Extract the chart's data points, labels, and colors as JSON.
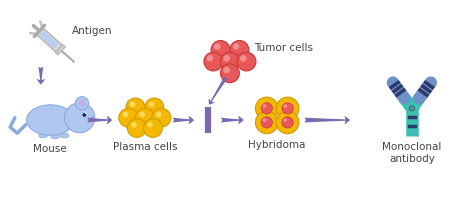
{
  "bg_color": "#ffffff",
  "purple": "#7b68b0",
  "mouse_color": "#b0c8f0",
  "mouse_outline": "#8aaade",
  "plasma_color": "#f5b800",
  "plasma_edge": "#d49a00",
  "tumor_color": "#e85858",
  "tumor_edge": "#c83838",
  "tumor_highlight": "#f09090",
  "hybridoma_outer": "#f5b800",
  "hybridoma_outer_edge": "#d49a00",
  "hybridoma_inner": "#e85858",
  "hybridoma_inner_edge": "#c83838",
  "hybridoma_highlight": "#f09090",
  "teal": "#3bbfb0",
  "teal_dark": "#2a9a90",
  "ab_blue": "#7090c8",
  "ab_stripe_dark": "#2a3a6a",
  "ab_stripe_light": "#ffffff",
  "label_color": "#444444",
  "antigen_label": "Antigen",
  "mouse_label": "Mouse",
  "plasma_label": "Plasma cells",
  "tumor_label": "Tumor cells",
  "hybridoma_label": "Hybridoma",
  "antibody_label": "Monoclonal\nantibody",
  "label_fontsize": 7.5,
  "xlim": [
    0,
    10
  ],
  "ylim": [
    0,
    4.2
  ]
}
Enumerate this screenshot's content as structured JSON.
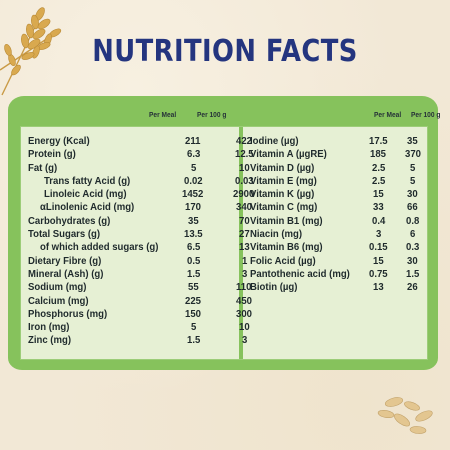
{
  "title": "NUTRITION FACTS",
  "colors": {
    "title": "#24357f",
    "panel_green": "#86c25c",
    "table_bg": "#e6f0d4",
    "background": "#f2e8d6"
  },
  "icons": [
    "wheat-stalks-illustration",
    "oat-grains-illustration"
  ],
  "left": {
    "header_per_meal": "Per Meal",
    "header_per_100g": "Per 100 g",
    "rows": [
      {
        "name": "Energy (Kcal)",
        "per_meal": "211",
        "per_100g": "422"
      },
      {
        "name": "Protein (g)",
        "per_meal": "6.3",
        "per_100g": "12.5"
      },
      {
        "name": "Fat (g)",
        "per_meal": "5",
        "per_100g": "10"
      },
      {
        "name": "Trans fatty Acid (g)",
        "per_meal": "0.02",
        "per_100g": "0.03"
      },
      {
        "name": "Linoleic Acid (mg)",
        "per_meal": "1452",
        "per_100g": "2900"
      },
      {
        "name": "αLinolenic Acid (mg)",
        "per_meal": "170",
        "per_100g": "340"
      },
      {
        "name": "Carbohydrates (g)",
        "per_meal": "35",
        "per_100g": "70"
      },
      {
        "name": "Total Sugars (g)",
        "per_meal": "13.5",
        "per_100g": "27"
      },
      {
        "name": "of which added sugars (g)",
        "per_meal": "6.5",
        "per_100g": "13"
      },
      {
        "name": "Dietary Fibre (g)",
        "per_meal": "0.5",
        "per_100g": "1"
      },
      {
        "name": "Mineral (Ash) (g)",
        "per_meal": "1.5",
        "per_100g": "3"
      },
      {
        "name": "Sodium (mg)",
        "per_meal": "55",
        "per_100g": "110"
      },
      {
        "name": "Calcium (mg)",
        "per_meal": "225",
        "per_100g": "450"
      },
      {
        "name": "Phosphorus (mg)",
        "per_meal": "150",
        "per_100g": "300"
      },
      {
        "name": "Iron (mg)",
        "per_meal": "5",
        "per_100g": "10"
      },
      {
        "name": "Zinc (mg)",
        "per_meal": "1.5",
        "per_100g": "3"
      }
    ]
  },
  "right": {
    "header_per_meal": "Per Meal",
    "header_per_100g": "Per 100 g",
    "rows": [
      {
        "name": "Iodine (µg)",
        "per_meal": "17.5",
        "per_100g": "35"
      },
      {
        "name": "Vitamin A (µgRE)",
        "per_meal": "185",
        "per_100g": "370"
      },
      {
        "name": "Vitamin D (µg)",
        "per_meal": "2.5",
        "per_100g": "5"
      },
      {
        "name": "Vitamin E (mg)",
        "per_meal": "2.5",
        "per_100g": "5"
      },
      {
        "name": "Vitamin K (µg)",
        "per_meal": "15",
        "per_100g": "30"
      },
      {
        "name": "Vitamin C (mg)",
        "per_meal": "33",
        "per_100g": "66"
      },
      {
        "name": "Vitamin B1 (mg)",
        "per_meal": "0.4",
        "per_100g": "0.8"
      },
      {
        "name": "Niacin (mg)",
        "per_meal": "3",
        "per_100g": "6"
      },
      {
        "name": "Vitamin B6 (mg)",
        "per_meal": "0.15",
        "per_100g": "0.3"
      },
      {
        "name": "Folic Acid (µg)",
        "per_meal": "15",
        "per_100g": "30"
      },
      {
        "name": "Pantothenic acid (mg)",
        "per_meal": "0.75",
        "per_100g": "1.5"
      },
      {
        "name": "Biotin (µg)",
        "per_meal": "13",
        "per_100g": "26"
      }
    ]
  }
}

- - -

→ **What needs to be done**:
Retype the records above exactly, pictures omitted.

→ **Worked solution**:
Extract the chart's data points, labels, and colors as JSON.
{
  "bg_color": "#ffffff",
  "purple": "#7b68b0",
  "mouse_color": "#b0c8f0",
  "mouse_outline": "#8aaade",
  "plasma_color": "#f5b800",
  "plasma_edge": "#d49a00",
  "tumor_color": "#e85858",
  "tumor_edge": "#c83838",
  "tumor_highlight": "#f09090",
  "hybridoma_outer": "#f5b800",
  "hybridoma_outer_edge": "#d49a00",
  "hybridoma_inner": "#e85858",
  "hybridoma_inner_edge": "#c83838",
  "hybridoma_highlight": "#f09090",
  "teal": "#3bbfb0",
  "teal_dark": "#2a9a90",
  "ab_blue": "#7090c8",
  "ab_stripe_dark": "#2a3a6a",
  "ab_stripe_light": "#ffffff",
  "label_color": "#444444",
  "antigen_label": "Antigen",
  "mouse_label": "Mouse",
  "plasma_label": "Plasma cells",
  "tumor_label": "Tumor cells",
  "hybridoma_label": "Hybridoma",
  "antibody_label": "Monoclonal\nantibody",
  "label_fontsize": 7.5,
  "xlim": [
    0,
    10
  ],
  "ylim": [
    0,
    4.2
  ]
}
Enumerate this screenshot's content as structured JSON.
{
  "title": "NUTRITION FACTS",
  "colors": {
    "title": "#24357f",
    "panel_green": "#86c25c",
    "table_bg": "#e6f0d4",
    "background": "#f2e8d6"
  },
  "icons": [
    "wheat-stalks-illustration",
    "oat-grains-illustration"
  ],
  "left": {
    "header_per_meal": "Per Meal",
    "header_per_100g": "Per 100 g",
    "rows": [
      {
        "name": "Energy (Kcal)",
        "per_meal": "211",
        "per_100g": "422"
      },
      {
        "name": "Protein (g)",
        "per_meal": "6.3",
        "per_100g": "12.5"
      },
      {
        "name": "Fat (g)",
        "per_meal": "5",
        "per_100g": "10"
      },
      {
        "name": "Trans fatty Acid (g)",
        "per_meal": "0.02",
        "per_100g": "0.03"
      },
      {
        "name": "Linoleic Acid (mg)",
        "per_meal": "1452",
        "per_100g": "2900"
      },
      {
        "name": "αLinolenic Acid (mg)",
        "per_meal": "170",
        "per_100g": "340"
      },
      {
        "name": "Carbohydrates (g)",
        "per_meal": "35",
        "per_100g": "70"
      },
      {
        "name": "Total Sugars (g)",
        "per_meal": "13.5",
        "per_100g": "27"
      },
      {
        "name": "of which added sugars (g)",
        "per_meal": "6.5",
        "per_100g": "13"
      },
      {
        "name": "Dietary Fibre (g)",
        "per_meal": "0.5",
        "per_100g": "1"
      },
      {
        "name": "Mineral (Ash) (g)",
        "per_meal": "1.5",
        "per_100g": "3"
      },
      {
        "name": "Sodium (mg)",
        "per_meal": "55",
        "per_100g": "110"
      },
      {
        "name": "Calcium (mg)",
        "per_meal": "225",
        "per_100g": "450"
      },
      {
        "name": "Phosphorus (mg)",
        "per_meal": "150",
        "per_100g": "300"
      },
      {
        "name": "Iron (mg)",
        "per_meal": "5",
        "per_100g": "10"
      },
      {
        "name": "Zinc (mg)",
        "per_meal": "1.5",
        "per_100g": "3"
      }
    ]
  },
  "right": {
    "header_per_meal": "Per Meal",
    "header_per_100g": "Per 100 g",
    "rows": [
      {
        "name": "Iodine (µg)",
        "per_meal": "17.5",
        "per_100g": "35"
      },
      {
        "name": "Vitamin A (µgRE)",
        "per_meal": "185",
        "per_100g": "370"
      },
      {
        "name": "Vitamin D (µg)",
        "per_meal": "2.5",
        "per_100g": "5"
      },
      {
        "name": "Vitamin E (mg)",
        "per_meal": "2.5",
        "per_100g": "5"
      },
      {
        "name": "Vitamin K (µg)",
        "per_meal": "15",
        "per_100g": "30"
      },
      {
        "name": "Vitamin C (mg)",
        "per_meal": "33",
        "per_100g": "66"
      },
      {
        "name": "Vitamin B1 (mg)",
        "per_meal": "0.4",
        "per_100g": "0.8"
      },
      {
        "name": "Niacin (mg)",
        "per_meal": "3",
        "per_100g": "6"
      },
      {
        "name": "Vitamin B6 (mg)",
        "per_meal": "0.15",
        "per_100g": "0.3"
      },
      {
        "name": "Folic Acid (µg)",
        "per_meal": "15",
        "per_100g": "30"
      },
      {
        "name": "Pantothenic acid (mg)",
        "per_meal": "0.75",
        "per_100g": "1.5"
      },
      {
        "name": "Biotin (µg)",
        "per_meal": "13",
        "per_100g": "26"
      }
    ]
  }
}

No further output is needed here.